• Task details:
Find and copy every line in the records that includes the string "PAYETTE".

(Extracts from a graphics dataset)
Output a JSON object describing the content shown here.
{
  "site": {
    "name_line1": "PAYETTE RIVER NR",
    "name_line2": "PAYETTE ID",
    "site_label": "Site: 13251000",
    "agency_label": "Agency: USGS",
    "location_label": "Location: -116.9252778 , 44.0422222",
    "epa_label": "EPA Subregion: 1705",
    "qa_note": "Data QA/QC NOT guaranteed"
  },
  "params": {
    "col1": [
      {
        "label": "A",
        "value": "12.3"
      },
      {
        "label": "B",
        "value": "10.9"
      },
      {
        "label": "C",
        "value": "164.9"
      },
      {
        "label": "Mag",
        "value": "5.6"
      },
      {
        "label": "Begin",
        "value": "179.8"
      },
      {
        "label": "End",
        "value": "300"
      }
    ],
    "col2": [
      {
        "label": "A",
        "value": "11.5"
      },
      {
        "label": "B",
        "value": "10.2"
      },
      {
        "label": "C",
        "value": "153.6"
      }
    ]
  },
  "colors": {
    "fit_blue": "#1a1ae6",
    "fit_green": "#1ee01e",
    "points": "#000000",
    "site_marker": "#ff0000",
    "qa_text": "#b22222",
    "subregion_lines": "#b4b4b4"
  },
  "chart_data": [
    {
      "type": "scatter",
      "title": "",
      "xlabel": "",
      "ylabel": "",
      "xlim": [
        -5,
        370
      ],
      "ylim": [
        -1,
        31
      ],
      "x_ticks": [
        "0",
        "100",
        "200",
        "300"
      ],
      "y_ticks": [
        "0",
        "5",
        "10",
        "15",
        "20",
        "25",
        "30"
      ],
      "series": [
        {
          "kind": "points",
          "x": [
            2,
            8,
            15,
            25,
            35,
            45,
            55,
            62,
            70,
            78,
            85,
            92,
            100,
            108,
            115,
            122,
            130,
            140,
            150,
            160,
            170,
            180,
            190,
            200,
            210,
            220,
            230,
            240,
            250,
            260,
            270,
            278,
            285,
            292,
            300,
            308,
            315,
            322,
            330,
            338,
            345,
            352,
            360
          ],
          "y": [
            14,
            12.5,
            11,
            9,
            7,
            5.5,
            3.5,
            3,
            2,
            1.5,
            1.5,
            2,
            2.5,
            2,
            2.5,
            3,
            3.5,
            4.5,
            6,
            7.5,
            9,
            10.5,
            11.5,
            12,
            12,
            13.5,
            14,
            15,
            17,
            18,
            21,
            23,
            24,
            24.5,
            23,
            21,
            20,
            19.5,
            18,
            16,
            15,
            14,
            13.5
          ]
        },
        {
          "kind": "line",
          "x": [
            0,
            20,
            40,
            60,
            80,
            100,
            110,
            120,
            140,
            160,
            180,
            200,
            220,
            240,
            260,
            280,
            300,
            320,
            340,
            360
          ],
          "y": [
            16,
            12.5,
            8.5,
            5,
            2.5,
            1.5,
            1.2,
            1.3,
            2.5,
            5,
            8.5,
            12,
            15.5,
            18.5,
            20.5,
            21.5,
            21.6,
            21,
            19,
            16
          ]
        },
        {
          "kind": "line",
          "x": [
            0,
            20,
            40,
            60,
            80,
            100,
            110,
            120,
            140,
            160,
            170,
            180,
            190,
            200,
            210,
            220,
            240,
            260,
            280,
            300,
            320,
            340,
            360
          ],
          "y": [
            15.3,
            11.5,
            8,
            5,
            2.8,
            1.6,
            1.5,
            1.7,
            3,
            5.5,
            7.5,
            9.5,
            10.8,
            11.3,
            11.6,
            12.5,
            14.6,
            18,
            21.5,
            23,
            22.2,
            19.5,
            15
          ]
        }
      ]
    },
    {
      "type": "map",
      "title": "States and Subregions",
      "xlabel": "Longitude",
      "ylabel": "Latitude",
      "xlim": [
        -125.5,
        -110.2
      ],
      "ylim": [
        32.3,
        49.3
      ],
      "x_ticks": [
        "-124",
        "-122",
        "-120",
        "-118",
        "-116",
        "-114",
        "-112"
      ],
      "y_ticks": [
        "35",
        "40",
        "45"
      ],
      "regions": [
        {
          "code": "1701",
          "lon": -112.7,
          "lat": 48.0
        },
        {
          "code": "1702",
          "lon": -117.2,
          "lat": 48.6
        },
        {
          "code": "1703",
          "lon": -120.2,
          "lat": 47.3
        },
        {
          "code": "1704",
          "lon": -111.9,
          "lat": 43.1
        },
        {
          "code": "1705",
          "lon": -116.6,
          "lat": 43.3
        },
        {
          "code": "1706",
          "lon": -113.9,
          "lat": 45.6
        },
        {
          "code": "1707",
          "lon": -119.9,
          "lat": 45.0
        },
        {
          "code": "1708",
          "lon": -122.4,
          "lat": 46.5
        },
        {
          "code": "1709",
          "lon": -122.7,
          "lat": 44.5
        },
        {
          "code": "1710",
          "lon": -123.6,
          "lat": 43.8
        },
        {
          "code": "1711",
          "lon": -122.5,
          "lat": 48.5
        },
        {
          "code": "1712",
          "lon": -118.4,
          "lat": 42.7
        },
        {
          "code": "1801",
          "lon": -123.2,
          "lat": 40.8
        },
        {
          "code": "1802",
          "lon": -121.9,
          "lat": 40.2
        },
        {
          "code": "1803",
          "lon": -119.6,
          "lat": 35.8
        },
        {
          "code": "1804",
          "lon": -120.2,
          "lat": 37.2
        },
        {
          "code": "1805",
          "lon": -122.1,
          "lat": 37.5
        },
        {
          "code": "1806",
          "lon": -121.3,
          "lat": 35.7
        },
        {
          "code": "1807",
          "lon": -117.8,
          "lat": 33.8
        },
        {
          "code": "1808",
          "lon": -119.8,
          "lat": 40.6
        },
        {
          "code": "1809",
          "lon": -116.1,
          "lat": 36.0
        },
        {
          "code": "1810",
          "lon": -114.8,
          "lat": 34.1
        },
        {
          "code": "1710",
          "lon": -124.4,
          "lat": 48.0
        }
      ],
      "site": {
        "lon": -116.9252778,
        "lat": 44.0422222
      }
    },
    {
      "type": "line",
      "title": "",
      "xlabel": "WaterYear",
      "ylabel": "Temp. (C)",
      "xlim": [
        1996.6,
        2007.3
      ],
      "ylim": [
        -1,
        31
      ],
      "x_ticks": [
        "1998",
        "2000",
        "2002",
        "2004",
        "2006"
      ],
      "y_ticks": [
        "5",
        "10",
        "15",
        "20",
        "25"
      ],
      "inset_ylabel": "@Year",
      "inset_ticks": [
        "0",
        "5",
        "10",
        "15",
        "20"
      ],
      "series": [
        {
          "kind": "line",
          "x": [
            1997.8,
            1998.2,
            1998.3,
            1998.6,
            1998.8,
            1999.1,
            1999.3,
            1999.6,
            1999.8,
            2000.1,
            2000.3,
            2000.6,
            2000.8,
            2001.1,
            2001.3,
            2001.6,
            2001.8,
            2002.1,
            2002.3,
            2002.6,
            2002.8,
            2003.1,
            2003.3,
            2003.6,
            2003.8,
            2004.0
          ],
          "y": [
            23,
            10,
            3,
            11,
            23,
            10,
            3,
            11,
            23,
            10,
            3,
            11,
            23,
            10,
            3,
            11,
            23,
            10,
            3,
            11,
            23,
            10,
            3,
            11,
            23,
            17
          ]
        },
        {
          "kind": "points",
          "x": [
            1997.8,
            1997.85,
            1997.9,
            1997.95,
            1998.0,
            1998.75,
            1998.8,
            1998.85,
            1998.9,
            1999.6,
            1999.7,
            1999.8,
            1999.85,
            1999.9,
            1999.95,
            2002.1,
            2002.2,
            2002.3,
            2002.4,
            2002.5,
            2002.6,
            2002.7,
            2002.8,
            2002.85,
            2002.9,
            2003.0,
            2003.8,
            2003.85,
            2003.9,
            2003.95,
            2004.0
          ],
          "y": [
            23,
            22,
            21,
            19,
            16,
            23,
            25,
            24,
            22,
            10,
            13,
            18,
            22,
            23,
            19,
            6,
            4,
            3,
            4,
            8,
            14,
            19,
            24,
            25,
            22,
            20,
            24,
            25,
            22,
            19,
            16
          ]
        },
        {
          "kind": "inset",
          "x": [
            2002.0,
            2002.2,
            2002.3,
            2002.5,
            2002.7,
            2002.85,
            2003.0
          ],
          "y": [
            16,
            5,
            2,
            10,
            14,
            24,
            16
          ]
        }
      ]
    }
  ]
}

• The reply:
    "name_line1": "PAYETTE RIVER NR",
    "name_line2": "PAYETTE ID",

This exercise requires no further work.